| Directions for this task |
The data below is to be returned in full and exactly.

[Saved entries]
## start
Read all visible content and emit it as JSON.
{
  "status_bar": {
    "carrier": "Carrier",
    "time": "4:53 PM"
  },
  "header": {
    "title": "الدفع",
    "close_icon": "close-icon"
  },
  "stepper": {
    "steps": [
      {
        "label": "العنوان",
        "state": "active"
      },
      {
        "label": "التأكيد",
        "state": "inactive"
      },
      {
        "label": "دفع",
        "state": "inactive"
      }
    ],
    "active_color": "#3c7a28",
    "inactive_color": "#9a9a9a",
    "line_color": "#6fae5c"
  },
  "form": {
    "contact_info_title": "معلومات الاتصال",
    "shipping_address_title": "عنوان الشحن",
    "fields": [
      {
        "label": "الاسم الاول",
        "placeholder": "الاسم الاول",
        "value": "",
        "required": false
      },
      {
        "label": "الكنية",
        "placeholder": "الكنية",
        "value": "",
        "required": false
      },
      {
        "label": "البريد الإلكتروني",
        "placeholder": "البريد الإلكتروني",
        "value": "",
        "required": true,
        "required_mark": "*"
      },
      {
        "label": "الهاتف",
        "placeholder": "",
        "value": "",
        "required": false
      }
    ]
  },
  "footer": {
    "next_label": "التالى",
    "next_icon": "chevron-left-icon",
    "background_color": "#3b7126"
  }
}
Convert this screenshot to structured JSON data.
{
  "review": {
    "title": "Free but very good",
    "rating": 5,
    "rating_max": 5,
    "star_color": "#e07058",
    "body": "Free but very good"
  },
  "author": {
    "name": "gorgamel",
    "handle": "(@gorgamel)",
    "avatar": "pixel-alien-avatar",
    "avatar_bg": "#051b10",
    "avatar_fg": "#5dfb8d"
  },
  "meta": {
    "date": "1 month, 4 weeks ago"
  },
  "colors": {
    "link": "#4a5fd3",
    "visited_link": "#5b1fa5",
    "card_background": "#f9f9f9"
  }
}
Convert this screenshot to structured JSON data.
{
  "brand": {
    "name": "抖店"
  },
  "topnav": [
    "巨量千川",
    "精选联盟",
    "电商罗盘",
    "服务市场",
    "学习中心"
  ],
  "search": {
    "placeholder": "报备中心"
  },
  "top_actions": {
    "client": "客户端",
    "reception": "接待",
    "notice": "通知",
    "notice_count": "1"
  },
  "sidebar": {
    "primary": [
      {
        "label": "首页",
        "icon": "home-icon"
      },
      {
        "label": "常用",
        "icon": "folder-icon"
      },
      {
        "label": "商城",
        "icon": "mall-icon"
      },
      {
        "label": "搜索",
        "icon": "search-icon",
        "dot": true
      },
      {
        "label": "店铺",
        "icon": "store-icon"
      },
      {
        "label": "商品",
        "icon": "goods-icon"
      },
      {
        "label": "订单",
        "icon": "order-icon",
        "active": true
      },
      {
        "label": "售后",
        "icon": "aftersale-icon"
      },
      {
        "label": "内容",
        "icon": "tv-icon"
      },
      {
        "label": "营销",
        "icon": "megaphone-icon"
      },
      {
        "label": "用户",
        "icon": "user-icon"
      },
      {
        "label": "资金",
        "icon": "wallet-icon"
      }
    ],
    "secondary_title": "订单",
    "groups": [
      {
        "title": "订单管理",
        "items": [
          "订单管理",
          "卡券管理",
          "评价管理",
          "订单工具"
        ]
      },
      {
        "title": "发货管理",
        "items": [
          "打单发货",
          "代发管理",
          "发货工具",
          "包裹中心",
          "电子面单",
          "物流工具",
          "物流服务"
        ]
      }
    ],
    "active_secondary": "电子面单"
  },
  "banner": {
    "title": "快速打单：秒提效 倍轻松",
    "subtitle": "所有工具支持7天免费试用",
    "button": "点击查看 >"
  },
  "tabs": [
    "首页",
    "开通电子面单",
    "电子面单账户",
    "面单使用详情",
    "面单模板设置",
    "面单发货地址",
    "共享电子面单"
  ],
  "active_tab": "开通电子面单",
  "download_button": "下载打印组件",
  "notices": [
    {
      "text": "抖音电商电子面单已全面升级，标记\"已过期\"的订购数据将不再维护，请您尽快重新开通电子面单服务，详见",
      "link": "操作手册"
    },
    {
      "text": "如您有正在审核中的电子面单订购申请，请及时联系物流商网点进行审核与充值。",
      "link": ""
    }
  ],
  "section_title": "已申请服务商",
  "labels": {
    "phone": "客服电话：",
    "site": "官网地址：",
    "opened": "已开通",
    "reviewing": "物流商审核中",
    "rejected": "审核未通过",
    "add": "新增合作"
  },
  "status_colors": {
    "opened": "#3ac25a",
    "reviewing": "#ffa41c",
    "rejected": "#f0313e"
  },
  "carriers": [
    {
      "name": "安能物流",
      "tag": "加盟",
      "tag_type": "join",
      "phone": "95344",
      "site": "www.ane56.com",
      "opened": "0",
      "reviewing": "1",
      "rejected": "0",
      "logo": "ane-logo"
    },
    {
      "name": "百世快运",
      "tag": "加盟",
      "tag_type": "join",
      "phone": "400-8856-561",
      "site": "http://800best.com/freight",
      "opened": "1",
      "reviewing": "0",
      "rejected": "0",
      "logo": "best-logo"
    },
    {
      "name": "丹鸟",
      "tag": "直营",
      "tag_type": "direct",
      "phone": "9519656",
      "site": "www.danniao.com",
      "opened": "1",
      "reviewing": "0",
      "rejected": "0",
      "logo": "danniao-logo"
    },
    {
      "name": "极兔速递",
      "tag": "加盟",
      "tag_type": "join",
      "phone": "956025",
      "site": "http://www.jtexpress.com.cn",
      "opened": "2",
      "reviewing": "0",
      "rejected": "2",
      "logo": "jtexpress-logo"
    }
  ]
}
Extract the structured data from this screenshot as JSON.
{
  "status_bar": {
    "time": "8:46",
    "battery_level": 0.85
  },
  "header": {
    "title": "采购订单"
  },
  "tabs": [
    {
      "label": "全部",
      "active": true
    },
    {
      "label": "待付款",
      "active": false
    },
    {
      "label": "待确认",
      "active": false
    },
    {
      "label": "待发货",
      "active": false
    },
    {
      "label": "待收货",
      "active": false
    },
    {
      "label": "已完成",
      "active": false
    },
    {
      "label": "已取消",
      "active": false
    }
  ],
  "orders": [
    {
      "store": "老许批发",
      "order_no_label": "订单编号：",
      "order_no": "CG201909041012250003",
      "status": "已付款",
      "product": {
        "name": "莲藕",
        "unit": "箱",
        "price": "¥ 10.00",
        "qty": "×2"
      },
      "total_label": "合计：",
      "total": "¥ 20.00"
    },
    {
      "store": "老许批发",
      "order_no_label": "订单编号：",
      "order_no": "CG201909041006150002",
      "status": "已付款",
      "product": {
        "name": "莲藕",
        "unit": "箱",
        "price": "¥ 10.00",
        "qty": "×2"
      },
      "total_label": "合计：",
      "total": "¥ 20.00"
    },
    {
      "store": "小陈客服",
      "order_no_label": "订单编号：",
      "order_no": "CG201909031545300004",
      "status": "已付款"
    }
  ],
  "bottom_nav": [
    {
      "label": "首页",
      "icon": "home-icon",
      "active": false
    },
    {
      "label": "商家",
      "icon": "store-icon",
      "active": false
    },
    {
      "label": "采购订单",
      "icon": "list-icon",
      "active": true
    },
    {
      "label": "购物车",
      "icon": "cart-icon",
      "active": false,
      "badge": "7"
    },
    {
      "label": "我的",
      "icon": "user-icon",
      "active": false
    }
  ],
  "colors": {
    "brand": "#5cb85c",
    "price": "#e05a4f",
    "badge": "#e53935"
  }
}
## end
| Written answer |
Read all visible content and emit it as JSON.
{
  "status_bar": {
    "carrier": "Carrier",
    "time": "4:53 PM"
  },
  "header": {
    "title": "الدفع",
    "close_icon": "close-icon"
  },
  "stepper": {
    "steps": [
      {
        "label": "العنوان",
        "state": "active"
      },
      {
        "label": "التأكيد",
        "state": "inactive"
      },
      {
        "label": "دفع",
        "state": "inactive"
      }
    ],
    "active_color": "#3c7a28",
    "inactive_color": "#9a9a9a",
    "line_color": "#6fae5c"
  },
  "form": {
    "contact_info_title": "معلومات الاتصال",
    "shipping_address_title": "عنوان الشحن",
    "fields": [
      {
        "label": "الاسم الاول",
        "placeholder": "الاسم الاول",
        "value": "",
        "required": false
      },
      {
        "label": "الكنية",
        "placeholder": "الكنية",
        "value": "",
        "required": false
      },
      {
        "label": "البريد الإلكتروني",
        "placeholder": "البريد الإلكتروني",
        "value": "",
        "required": true,
        "required_mark": "*"
      },
      {
        "label": "الهاتف",
        "placeholder": "",
        "value": "",
        "required": false
      }
    ]
  },
  "footer": {
    "next_label": "التالى",
    "next_icon": "chevron-left-icon",
    "background_color": "#3b7126"
  }
}
Convert this screenshot to structured JSON data.
{
  "review": {
    "title": "Free but very good",
    "rating": 5,
    "rating_max": 5,
    "star_color": "#e07058",
    "body": "Free but very good"
  },
  "author": {
    "name": "gorgamel",
    "handle": "(@gorgamel)",
    "avatar": "pixel-alien-avatar",
    "avatar_bg": "#051b10",
    "avatar_fg": "#5dfb8d"
  },
  "meta": {
    "date": "1 month, 4 weeks ago"
  },
  "colors": {
    "link": "#4a5fd3",
    "visited_link": "#5b1fa5",
    "card_background": "#f9f9f9"
  }
}
Convert this screenshot to structured JSON data.
{
  "brand": {
    "name": "抖店"
  },
  "topnav": [
    "巨量千川",
    "精选联盟",
    "电商罗盘",
    "服务市场",
    "学习中心"
  ],
  "search": {
    "placeholder": "报备中心"
  },
  "top_actions": {
    "client": "客户端",
    "reception": "接待",
    "notice": "通知",
    "notice_count": "1"
  },
  "sidebar": {
    "primary": [
      {
        "label": "首页",
        "icon": "home-icon"
      },
      {
        "label": "常用",
        "icon": "folder-icon"
      },
      {
        "label": "商城",
        "icon": "mall-icon"
      },
      {
        "label": "搜索",
        "icon": "search-icon",
        "dot": true
      },
      {
        "label": "店铺",
        "icon": "store-icon"
      },
      {
        "label": "商品",
        "icon": "goods-icon"
      },
      {
        "label": "订单",
        "icon": "order-icon",
        "active": true
      },
      {
        "label": "售后",
        "icon": "aftersale-icon"
      },
      {
        "label": "内容",
        "icon": "tv-icon"
      },
      {
        "label": "营销",
        "icon": "megaphone-icon"
      },
      {
        "label": "用户",
        "icon": "user-icon"
      },
      {
        "label": "资金",
        "icon": "wallet-icon"
      }
    ],
    "secondary_title": "订单",
    "groups": [
      {
        "title": "订单管理",
        "items": [
          "订单管理",
          "卡券管理",
          "评价管理",
          "订单工具"
        ]
      },
      {
        "title": "发货管理",
        "items": [
          "打单发货",
          "代发管理",
          "发货工具",
          "包裹中心",
          "电子面单",
          "物流工具",
          "物流服务"
        ]
      }
    ],
    "active_secondary": "电子面单"
  },
  "banner": {
    "title": "快速打单：秒提效 倍轻松",
    "subtitle": "所有工具支持7天免费试用",
    "button": "点击查看 >"
  },
  "tabs": [
    "首页",
    "开通电子面单",
    "电子面单账户",
    "面单使用详情",
    "面单模板设置",
    "面单发货地址",
    "共享电子面单"
  ],
  "active_tab": "开通电子面单",
  "download_button": "下载打印组件",
  "notices": [
    {
      "text": "抖音电商电子面单已全面升级，标记\"已过期\"的订购数据将不再维护，请您尽快重新开通电子面单服务，详见",
      "link": "操作手册"
    },
    {
      "text": "如您有正在审核中的电子面单订购申请，请及时联系物流商网点进行审核与充值。",
      "link": ""
    }
  ],
  "section_title": "已申请服务商",
  "labels": {
    "phone": "客服电话：",
    "site": "官网地址：",
    "opened": "已开通",
    "reviewing": "物流商审核中",
    "rejected": "审核未通过",
    "add": "新增合作"
  },
  "status_colors": {
    "opened": "#3ac25a",
    "reviewing": "#ffa41c",
    "rejected": "#f0313e"
  },
  "carriers": [
    {
      "name": "安能物流",
      "tag": "加盟",
      "tag_type": "join",
      "phone": "95344",
      "site": "www.ane56.com",
      "opened": "0",
      "reviewing": "1",
      "rejected": "0",
      "logo": "ane-logo"
    },
    {
      "name": "百世快运",
      "tag": "加盟",
      "tag_type": "join",
      "phone": "400-8856-561",
      "site": "http://800best.com/freight",
      "opened": "1",
      "reviewing": "0",
      "rejected": "0",
      "logo": "best-logo"
    },
    {
      "name": "丹鸟",
      "tag": "直营",
      "tag_type": "direct",
      "phone": "9519656",
      "site": "www.danniao.com",
      "opened": "1",
      "reviewing": "0",
      "rejected": "0",
      "logo": "danniao-logo"
    },
    {
      "name": "极兔速递",
      "tag": "加盟",
      "tag_type": "join",
      "phone": "956025",
      "site": "http://www.jtexpress.com.cn",
      "opened": "2",
      "reviewing": "0",
      "rejected": "2",
      "logo": "jtexpress-logo"
    }
  ]
}
Extract the structured data from this screenshot as JSON.
{
  "status_bar": {
    "time": "8:46",
    "battery_level": 0.85
  },
  "header": {
    "title": "采购订单"
  },
  "tabs": [
    {
      "label": "全部",
      "active": true
    },
    {
      "label": "待付款",
      "active": false
    },
    {
      "label": "待确认",
      "active": false
    },
    {
      "label": "待发货",
      "active": false
    },
    {
      "label": "待收货",
      "active": false
    },
    {
      "label": "已完成",
      "active": false
    },
    {
      "label": "已取消",
      "active": false
    }
  ],
  "orders": [
    {
      "store": "老许批发",
      "order_no_label": "订单编号：",
      "order_no": "CG201909041012250003",
      "status": "已付款",
      "product": {
        "name": "莲藕",
        "unit": "箱",
        "price": "¥ 10.00",
        "qty": "×2"
      },
      "total_label": "合计：",
      "total": "¥ 20.00"
    },
    {
      "store": "老许批发",
      "order_no_label": "订单编号：",
      "order_no": "CG201909041006150002",
      "status": "已付款",
      "product": {
        "name": "莲藕",
        "unit": "箱",
        "price": "¥ 10.00",
        "qty": "×2"
      },
      "total_label": "合计：",
      "total": "¥ 20.00"
    },
    {
      "store": "小陈客服",
      "order_no_label": "订单编号：",
      "order_no": "CG201909031545300004",
      "status": "已付款"
    }
  ],
  "bottom_nav": [
    {
      "label": "首页",
      "icon": "home-icon",
      "active": false
    },
    {
      "label": "商家",
      "icon": "store-icon",
      "active": false
    },
    {
      "label": "采购订单",
      "icon": "list-icon",
      "active": true
    },
    {
      "label": "购物车",
      "icon": "cart-icon",
      "active": false,
      "badge": "7"
    },
    {
      "label": "我的",
      "icon": "user-icon",
      "active": false
    }
  ],
  "colors": {
    "brand": "#5cb85c",
    "price": "#e05a4f",
    "badge": "#e53935"
  }
}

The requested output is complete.